**Excerpted data**
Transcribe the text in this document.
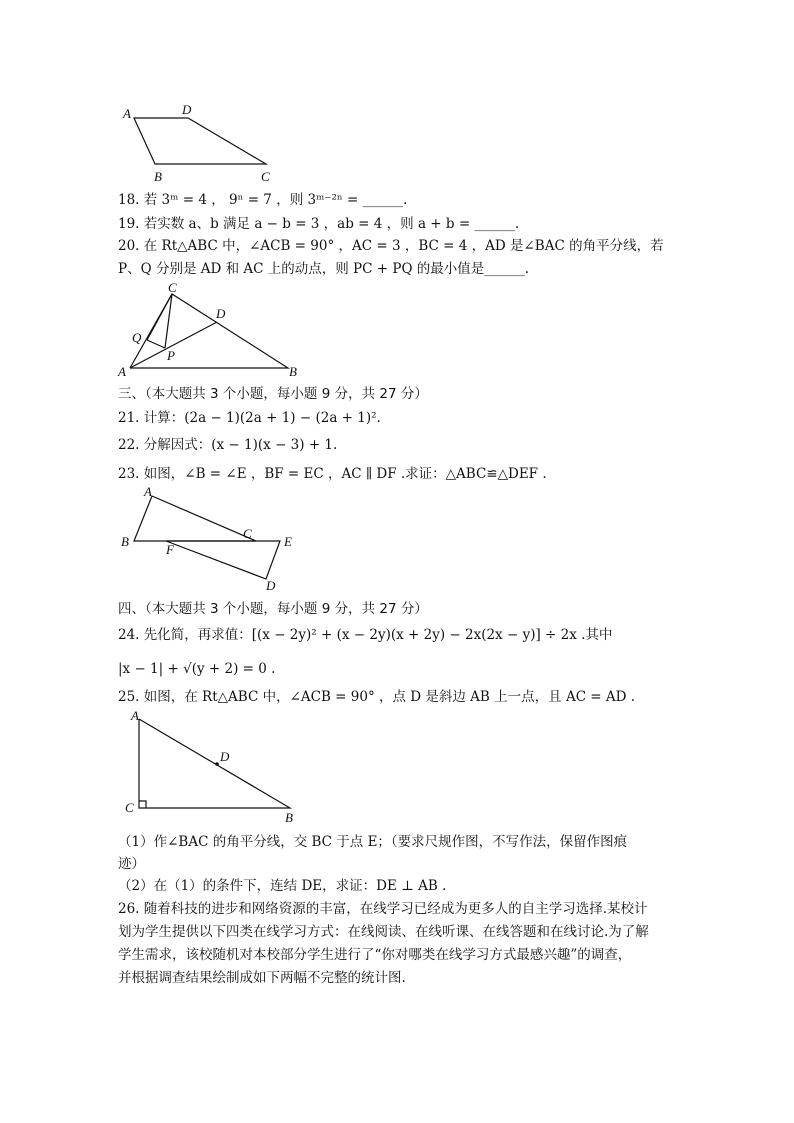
A	D
B	C
18. 若 3ᵐ = 4 ， 9ⁿ = 7 ，则 3ᵐ⁻²ⁿ = ______.
19. 若实数 a、b 满足 a − b = 3 ，ab = 4 ，则 a + b = ______.
20. 在 Rt△ABC 中，∠ACB = 90° ，AC = 3 ，BC = 4 ，AD 是∠BAC 的角平分线，若
P、Q 分别是 AD 和 AC 上的动点，则 PC + PQ 的最小值是______.
C
D
Q
P
A	B
三、（本大题共 3 个小题，每小题 9 分，共 27 分）
21. 计算：(2a − 1)(2a + 1) − (2a + 1)².
22. 分解因式：(x − 1)(x − 3) + 1.
23. 如图，∠B = ∠E ，BF = EC ，AC ∥ DF .求证：△ABC≌△DEF .
A
B
F
C
E
D
四、（本大题共 3 个小题，每小题 9 分，共 27 分）
24. 先化简，再求值：[(x − 2y)² + (x − 2y)(x + 2y) − 2x(2x − y)] ÷ 2x .其中
|x − 1| + √(y + 2) = 0 .
25. 如图，在 Rt△ABC 中，∠ACB = 90° ，点 D 是斜边 AB 上一点，且 AC = AD .
A
D
C
B
（1）作∠BAC 的角平分线，交 BC 于点 E；（要求尺规作图，不写作法，保留作图痕
迹）
（2）在（1）的条件下，连结 DE，求证：DE ⊥ AB .
26. 随着科技的进步和网络资源的丰富，在线学习已经成为更多人的自主学习选择.某校计
划为学生提供以下四类在线学习方式：在线阅读、在线听课、在线答题和在线讨论.为了解
学生需求，该校随机对本校部分学生进行了“你对哪类在线学习方式最感兴趣”的调查，
并根据调查结果绘制成如下两幅不完整的统计图.
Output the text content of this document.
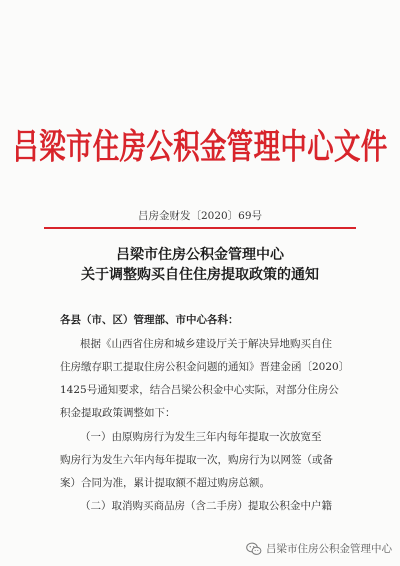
吕梁市住房公积金管理中心文件
吕房金财发〔2020〕69号
吕梁市住房公积金管理中心
关于调整购买自住住房提取政策的通知
各县（市、区）管理部、市中心各科：
根据《山西省住房和城乡建设厅关于解决异地购买自住
住房缴存职工提取住房公积金问题的通知》晋建金函〔2020〕
1425号通知要求，结合吕梁公积金中心实际，对部分住房公
积金提取政策调整如下：
（一）由原购房行为发生三年内每年提取一次放宽至
购房行为发生六年内每年提取一次，购房行为以网签（或备
案）合同为准，累计提取额不超过购房总额。
（二）取消购买商品房（含二手房）提取公积金中户籍
吕梁市住房公积金管理中心
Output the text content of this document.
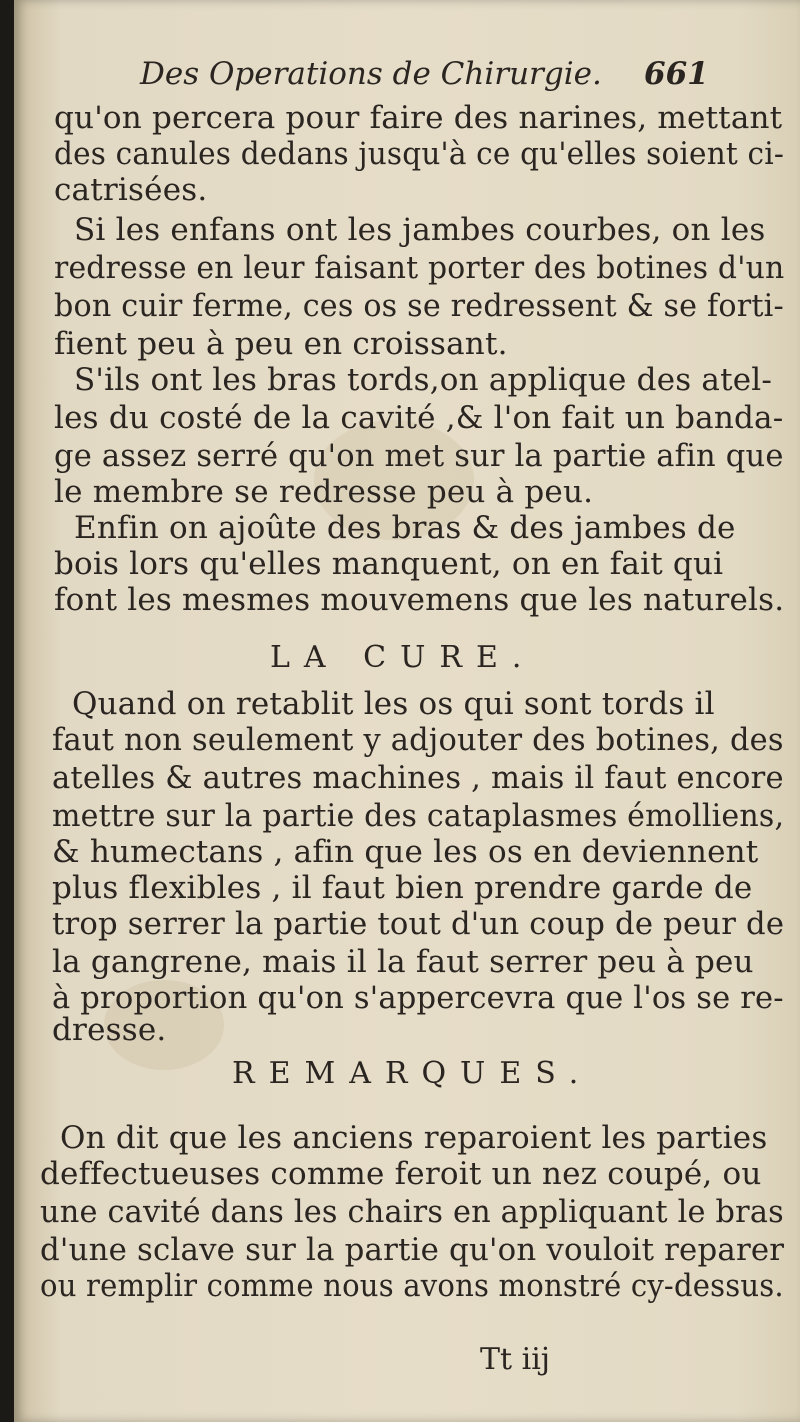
Des Operations de Chirurgie. 661
qu'on percera pour faire des narines, mettant
des canules dedans jusqu'à ce qu'elles soient ci-
catrisées.
Si les enfans ont les jambes courbes, on les
redresse en leur faisant porter des botines d'un
bon cuir ferme, ces os se redressent & se forti-
fient peu à peu en croissant.
S'ils ont les bras tords,on applique des atel-
les du costé de la cavité ,& l'on fait un banda-
ge assez serré qu'on met sur la partie afin que
le membre se redresse peu à peu.
Enfin on ajoûte des bras & des jambes de
bois lors qu'elles manquent, on en fait qui
font les mesmes mouvemens que les naturels.
LA CURE.
Quand on retablit les os qui sont tords il
faut non seulement y adjouter des botines, des
atelles & autres machines , mais il faut encore
mettre sur la partie des cataplasmes émolliens,
& humectans , afin que les os en deviennent
plus flexibles , il faut bien prendre garde de
trop serrer la partie tout d'un coup de peur de
la gangrene, mais il la faut serrer peu à peu
à proportion qu'on s'appercevra que l'os se re-
dresse.
REMARQUES.
On dit que les anciens reparoient les parties
deffectueuses comme feroit un nez coupé, ou
une cavité dans les chairs en appliquant le bras
d'une sclave sur la partie qu'on vouloit reparer
ou remplir comme nous avons monstré cy-dessus.
Tt iij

**Problem statement**
Repeat the listing verbatim. Skip the pictures.

**Task solution**
Transcribe the text in this document.
A	D
B	C
18. 若 3ᵐ = 4 ， 9ⁿ = 7 ，则 3ᵐ⁻²ⁿ = ______.
19. 若实数 a、b 满足 a − b = 3 ，ab = 4 ，则 a + b = ______.
20. 在 Rt△ABC 中，∠ACB = 90° ，AC = 3 ，BC = 4 ，AD 是∠BAC 的角平分线，若
P、Q 分别是 AD 和 AC 上的动点，则 PC + PQ 的最小值是______.
C
D
Q
P
A	B
三、（本大题共 3 个小题，每小题 9 分，共 27 分）
21. 计算：(2a − 1)(2a + 1) − (2a + 1)².
22. 分解因式：(x − 1)(x − 3) + 1.
23. 如图，∠B = ∠E ，BF = EC ，AC ∥ DF .求证：△ABC≌△DEF .
A
B
F
C
E
D
四、（本大题共 3 个小题，每小题 9 分，共 27 分）
24. 先化简，再求值：[(x − 2y)² + (x − 2y)(x + 2y) − 2x(2x − y)] ÷ 2x .其中
|x − 1| + √(y + 2) = 0 .
25. 如图，在 Rt△ABC 中，∠ACB = 90° ，点 D 是斜边 AB 上一点，且 AC = AD .
A
D
C
B
（1）作∠BAC 的角平分线，交 BC 于点 E；（要求尺规作图，不写作法，保留作图痕
迹）
（2）在（1）的条件下，连结 DE，求证：DE ⊥ AB .
26. 随着科技的进步和网络资源的丰富，在线学习已经成为更多人的自主学习选择.某校计
划为学生提供以下四类在线学习方式：在线阅读、在线听课、在线答题和在线讨论.为了解
学生需求，该校随机对本校部分学生进行了“你对哪类在线学习方式最感兴趣”的调查，
并根据调查结果绘制成如下两幅不完整的统计图.
Output the text content of this document.
吕梁市住房公积金管理中心文件
吕房金财发〔2020〕69号
吕梁市住房公积金管理中心
关于调整购买自住住房提取政策的通知
各县（市、区）管理部、市中心各科：
根据《山西省住房和城乡建设厅关于解决异地购买自住
住房缴存职工提取住房公积金问题的通知》晋建金函〔2020〕
1425号通知要求，结合吕梁公积金中心实际，对部分住房公
积金提取政策调整如下：
（一）由原购房行为发生三年内每年提取一次放宽至
购房行为发生六年内每年提取一次，购房行为以网签（或备
案）合同为准，累计提取额不超过购房总额。
（二）取消购买商品房（含二手房）提取公积金中户籍
吕梁市住房公积金管理中心
Output the text content of this document.
Des Operations de Chirurgie. 661
qu'on percera pour faire des narines, mettant
des canules dedans jusqu'à ce qu'elles soient ci-
catrisées.
Si les enfans ont les jambes courbes, on les
redresse en leur faisant porter des botines d'un
bon cuir ferme, ces os se redressent & se forti-
fient peu à peu en croissant.
S'ils ont les bras tords,on applique des atel-
les du costé de la cavité ,& l'on fait un banda-
ge assez serré qu'on met sur la partie afin que
le membre se redresse peu à peu.
Enfin on ajoûte des bras & des jambes de
bois lors qu'elles manquent, on en fait qui
font les mesmes mouvemens que les naturels.
LA CURE.
Quand on retablit les os qui sont tords il
faut non seulement y adjouter des botines, des
atelles & autres machines , mais il faut encore
mettre sur la partie des cataplasmes émolliens,
& humectans , afin que les os en deviennent
plus flexibles , il faut bien prendre garde de
trop serrer la partie tout d'un coup de peur de
la gangrene, mais il la faut serrer peu à peu
à proportion qu'on s'appercevra que l'os se re-
dresse.
REMARQUES.
On dit que les anciens reparoient les parties
deffectueuses comme feroit un nez coupé, ou
une cavité dans les chairs en appliquant le bras
d'une sclave sur la partie qu'on vouloit reparer
ou remplir comme nous avons monstré cy-dessus.
Tt iij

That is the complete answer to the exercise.